Dataset items:
= = = = = = =

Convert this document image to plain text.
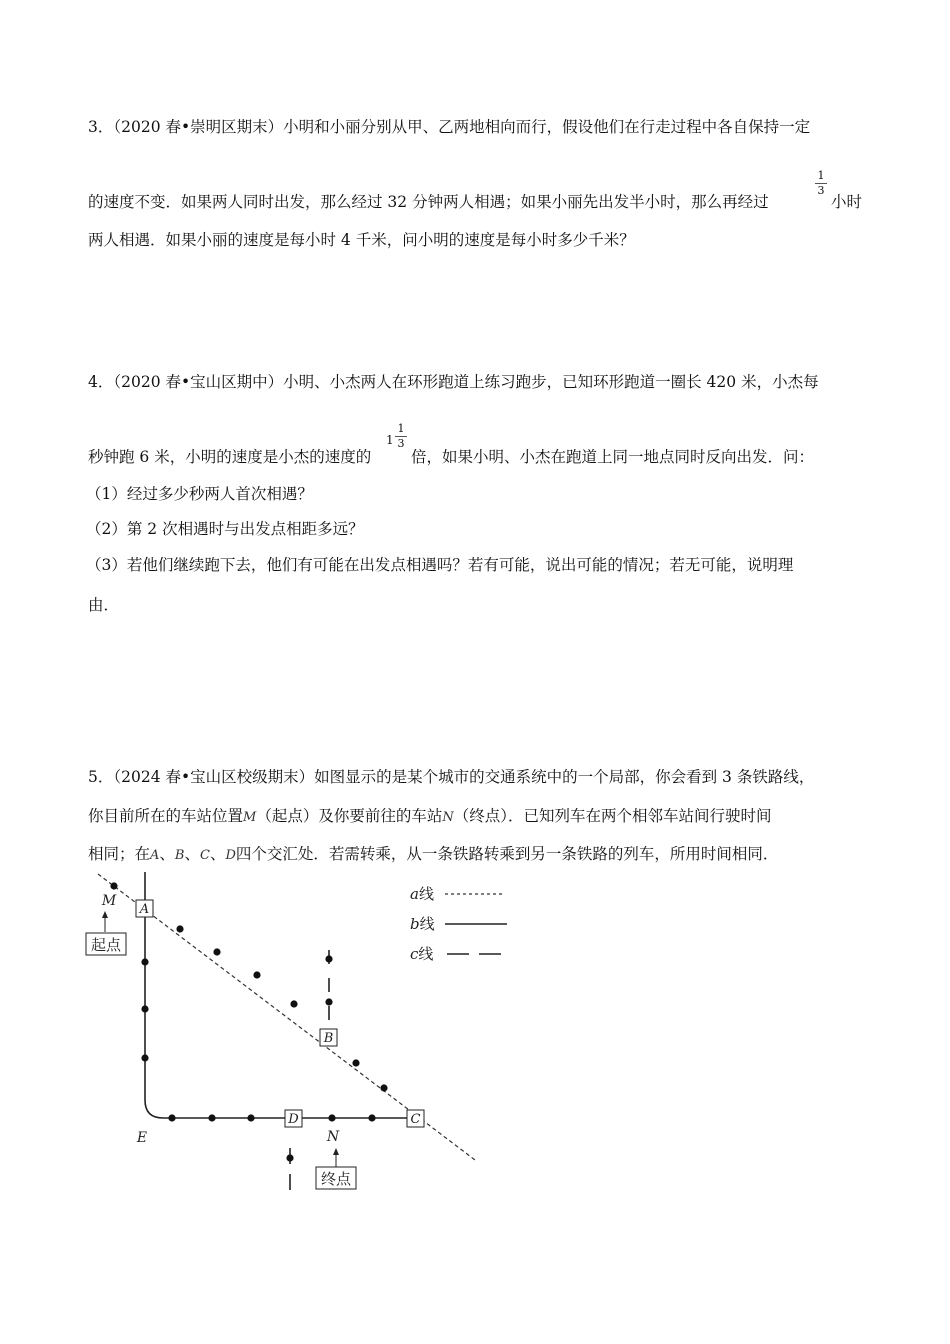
3．（2020 春•崇明区期末）小明和小丽分别从甲、乙两地相向而行，假设他们在行走过程中各自保持一定
的速度不变．如果两人同时出发，那么经过 32 分钟两人相遇；如果小丽先出发半小时，那么再经过
1
3
小时
两人相遇．如果小丽的速度是每小时 4 千米，问小明的速度是每小时多少千米？
4．（2020 春•宝山区期中）小明、小杰两人在环形跑道上练习跑步，已知环形跑道一圈长 420 米，小杰每
秒钟跑 6 米，小明的速度是小杰的速度的
1
1
3
倍，如果小明、小杰在跑道上同一地点同时反向出发．问：
（1）经过多少秒两人首次相遇？
（2）第 2 次相遇时与出发点相距多远？
（3）若他们继续跑下去，他们有可能在出发点相遇吗？若有可能，说出可能的情况；若无可能，说明理
由．
5．（2024 春•宝山区校级期末）如图显示的是某个城市的交通系统中的一个局部，你会看到 3 条铁路线，
你目前所在的车站位置M（起点）及你要前往的车站N（终点）．已知列车在两个相邻车站间行驶时间
相同；在A、B、C、D四个交汇处．若需转乘，从一条铁路转乘到另一条铁路的列车，所用时间相同．
A
B
D	C
M
起点
E	N
终点
a线
b线
c线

= = = = = = =

Skip the images and write out the rest of the listing exactly.

Convert this document image to plain text.
3．（2020 春•崇明区期末）小明和小丽分别从甲、乙两地相向而行，假设他们在行走过程中各自保持一定
的速度不变．如果两人同时出发，那么经过 32 分钟两人相遇；如果小丽先出发半小时，那么再经过
1
3
小时
两人相遇．如果小丽的速度是每小时 4 千米，问小明的速度是每小时多少千米？
4．（2020 春•宝山区期中）小明、小杰两人在环形跑道上练习跑步，已知环形跑道一圈长 420 米，小杰每
秒钟跑 6 米，小明的速度是小杰的速度的
1
1
3
倍，如果小明、小杰在跑道上同一地点同时反向出发．问：
（1）经过多少秒两人首次相遇？
（2）第 2 次相遇时与出发点相距多远？
（3）若他们继续跑下去，他们有可能在出发点相遇吗？若有可能，说出可能的情况；若无可能，说明理
由．
5．（2024 春•宝山区校级期末）如图显示的是某个城市的交通系统中的一个局部，你会看到 3 条铁路线，
你目前所在的车站位置M（起点）及你要前往的车站N（终点）．已知列车在两个相邻车站间行驶时间
相同；在A、B、C、D四个交汇处．若需转乘，从一条铁路转乘到另一条铁路的列车，所用时间相同．
A
B
D	C
M
起点
E	N
终点
a线
b线
c线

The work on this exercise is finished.